_Set exercise:_
Give all of the lines again exactly as they read.

========================================================================

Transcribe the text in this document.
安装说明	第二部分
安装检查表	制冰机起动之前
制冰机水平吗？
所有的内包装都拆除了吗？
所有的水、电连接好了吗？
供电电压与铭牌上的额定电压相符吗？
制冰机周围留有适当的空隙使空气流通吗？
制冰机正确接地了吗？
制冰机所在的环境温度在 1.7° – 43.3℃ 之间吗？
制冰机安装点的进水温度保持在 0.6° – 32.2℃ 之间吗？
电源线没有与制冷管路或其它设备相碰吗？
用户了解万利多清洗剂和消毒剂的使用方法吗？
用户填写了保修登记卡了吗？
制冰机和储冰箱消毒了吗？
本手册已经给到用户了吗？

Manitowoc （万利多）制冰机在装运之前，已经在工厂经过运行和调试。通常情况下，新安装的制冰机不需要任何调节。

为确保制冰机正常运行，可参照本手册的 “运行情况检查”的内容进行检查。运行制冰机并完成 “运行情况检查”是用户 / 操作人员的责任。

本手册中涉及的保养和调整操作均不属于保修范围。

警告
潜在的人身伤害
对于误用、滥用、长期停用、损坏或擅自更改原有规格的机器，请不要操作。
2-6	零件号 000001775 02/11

========================================================================

_Result below:_
Transcribe the text in this document.
安装说明	第二部分
安装检查表	制冰机起动之前
制冰机水平吗？
所有的内包装都拆除了吗？
所有的水、电连接好了吗？
供电电压与铭牌上的额定电压相符吗？
制冰机周围留有适当的空隙使空气流通吗？
制冰机正确接地了吗？
制冰机所在的环境温度在 1.7° – 43.3℃ 之间吗？
制冰机安装点的进水温度保持在 0.6° – 32.2℃ 之间吗？
电源线没有与制冷管路或其它设备相碰吗？
用户了解万利多清洗剂和消毒剂的使用方法吗？
用户填写了保修登记卡了吗？
制冰机和储冰箱消毒了吗？
本手册已经给到用户了吗？

Manitowoc （万利多）制冰机在装运之前，已经在工厂经过运行和调试。通常情况下，新安装的制冰机不需要任何调节。

为确保制冰机正常运行，可参照本手册的 “运行情况检查”的内容进行检查。运行制冰机并完成 “运行情况检查”是用户 / 操作人员的责任。

本手册中涉及的保养和调整操作均不属于保修范围。

警告
潜在的人身伤害
对于误用、滥用、长期停用、损坏或擅自更改原有规格的机器，请不要操作。
2-6	零件号 000001775 02/11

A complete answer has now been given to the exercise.